PROBLEM |
Copy each record exactly as it reads, leaving out any pictures it holds.

Dataset rows |
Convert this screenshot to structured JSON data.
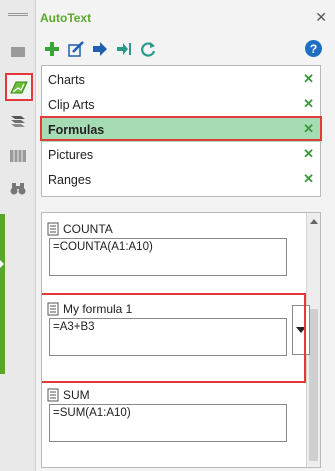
{
  "panel": {
    "title": "AutoText"
  },
  "rail": {
    "items": [
      {
        "icon": "empty-icon"
      },
      {
        "icon": "autotext-icon",
        "selected": true
      },
      {
        "icon": "layers-icon"
      },
      {
        "icon": "columns-icon"
      },
      {
        "icon": "binoculars-icon"
      }
    ]
  },
  "toolbar": {
    "buttons": [
      "add-icon",
      "edit-icon",
      "export-icon",
      "import-icon",
      "refresh-icon"
    ],
    "help_label": "?"
  },
  "categories": {
    "items": [
      {
        "label": "Charts",
        "remove": "✕"
      },
      {
        "label": "Clip Arts",
        "remove": "✕"
      },
      {
        "label": "Formulas",
        "remove": "✕",
        "selected": true
      },
      {
        "label": "Pictures",
        "remove": "✕"
      },
      {
        "label": "Ranges",
        "remove": "✕"
      }
    ]
  },
  "entries": {
    "items": [
      {
        "name": "COUNTA",
        "content": "=COUNTA(A1:A10)"
      },
      {
        "name": "My formula 1",
        "content": "=A3+B3",
        "selected": true
      },
      {
        "name": "SUM",
        "content": "=SUM(A1:A10)"
      }
    ]
  },
  "colors": {
    "accent": "#5aa82e",
    "selection": "#a5dcb4",
    "highlight_border": "#e23a3a",
    "help": "#1e6fc4"
  }
}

TASK OUTPUT |
Convert this screenshot to structured JSON data.
{
  "panel": {
    "title": "AutoText"
  },
  "rail": {
    "items": [
      {
        "icon": "empty-icon"
      },
      {
        "icon": "autotext-icon",
        "selected": true
      },
      {
        "icon": "layers-icon"
      },
      {
        "icon": "columns-icon"
      },
      {
        "icon": "binoculars-icon"
      }
    ]
  },
  "toolbar": {
    "buttons": [
      "add-icon",
      "edit-icon",
      "export-icon",
      "import-icon",
      "refresh-icon"
    ],
    "help_label": "?"
  },
  "categories": {
    "items": [
      {
        "label": "Charts",
        "remove": "✕"
      },
      {
        "label": "Clip Arts",
        "remove": "✕"
      },
      {
        "label": "Formulas",
        "remove": "✕",
        "selected": true
      },
      {
        "label": "Pictures",
        "remove": "✕"
      },
      {
        "label": "Ranges",
        "remove": "✕"
      }
    ]
  },
  "entries": {
    "items": [
      {
        "name": "COUNTA",
        "content": "=COUNTA(A1:A10)"
      },
      {
        "name": "My formula 1",
        "content": "=A3+B3",
        "selected": true
      },
      {
        "name": "SUM",
        "content": "=SUM(A1:A10)"
      }
    ]
  },
  "colors": {
    "accent": "#5aa82e",
    "selection": "#a5dcb4",
    "highlight_border": "#e23a3a",
    "help": "#1e6fc4"
  }
}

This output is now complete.